━━━━━ RECORDS PROVIDED

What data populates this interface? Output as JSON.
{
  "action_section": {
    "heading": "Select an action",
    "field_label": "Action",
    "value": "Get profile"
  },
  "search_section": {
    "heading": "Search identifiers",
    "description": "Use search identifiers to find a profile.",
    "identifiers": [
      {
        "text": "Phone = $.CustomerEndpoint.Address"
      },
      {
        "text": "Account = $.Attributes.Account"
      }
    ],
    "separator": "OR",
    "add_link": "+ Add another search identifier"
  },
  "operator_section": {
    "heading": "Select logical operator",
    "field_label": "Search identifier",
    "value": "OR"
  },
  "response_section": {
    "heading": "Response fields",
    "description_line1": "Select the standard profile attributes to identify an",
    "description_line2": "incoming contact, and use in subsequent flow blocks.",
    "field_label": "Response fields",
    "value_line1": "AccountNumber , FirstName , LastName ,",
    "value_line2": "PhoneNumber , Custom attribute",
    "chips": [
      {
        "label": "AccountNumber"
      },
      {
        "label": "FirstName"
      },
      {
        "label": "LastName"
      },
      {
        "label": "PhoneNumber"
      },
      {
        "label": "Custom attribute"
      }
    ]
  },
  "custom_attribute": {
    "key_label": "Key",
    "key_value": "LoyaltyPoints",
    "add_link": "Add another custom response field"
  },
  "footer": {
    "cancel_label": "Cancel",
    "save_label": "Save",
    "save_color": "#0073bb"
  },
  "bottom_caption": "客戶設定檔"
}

━━━━━━━━━━

_TASK TO CARRY OUT_.
All records above must be set down exactly, please.

_FINAL RESULT_.
What data populates this interface? Output as JSON.
{
  "action_section": {
    "heading": "Select an action",
    "field_label": "Action",
    "value": "Get profile"
  },
  "search_section": {
    "heading": "Search identifiers",
    "description": "Use search identifiers to find a profile.",
    "identifiers": [
      {
        "text": "Phone = $.CustomerEndpoint.Address"
      },
      {
        "text": "Account = $.Attributes.Account"
      }
    ],
    "separator": "OR",
    "add_link": "+ Add another search identifier"
  },
  "operator_section": {
    "heading": "Select logical operator",
    "field_label": "Search identifier",
    "value": "OR"
  },
  "response_section": {
    "heading": "Response fields",
    "description_line1": "Select the standard profile attributes to identify an",
    "description_line2": "incoming contact, and use in subsequent flow blocks.",
    "field_label": "Response fields",
    "value_line1": "AccountNumber , FirstName , LastName ,",
    "value_line2": "PhoneNumber , Custom attribute",
    "chips": [
      {
        "label": "AccountNumber"
      },
      {
        "label": "FirstName"
      },
      {
        "label": "LastName"
      },
      {
        "label": "PhoneNumber"
      },
      {
        "label": "Custom attribute"
      }
    ]
  },
  "custom_attribute": {
    "key_label": "Key",
    "key_value": "LoyaltyPoints",
    "add_link": "Add another custom response field"
  },
  "footer": {
    "cancel_label": "Cancel",
    "save_label": "Save",
    "save_color": "#0073bb"
  },
  "bottom_caption": "客戶設定檔"
}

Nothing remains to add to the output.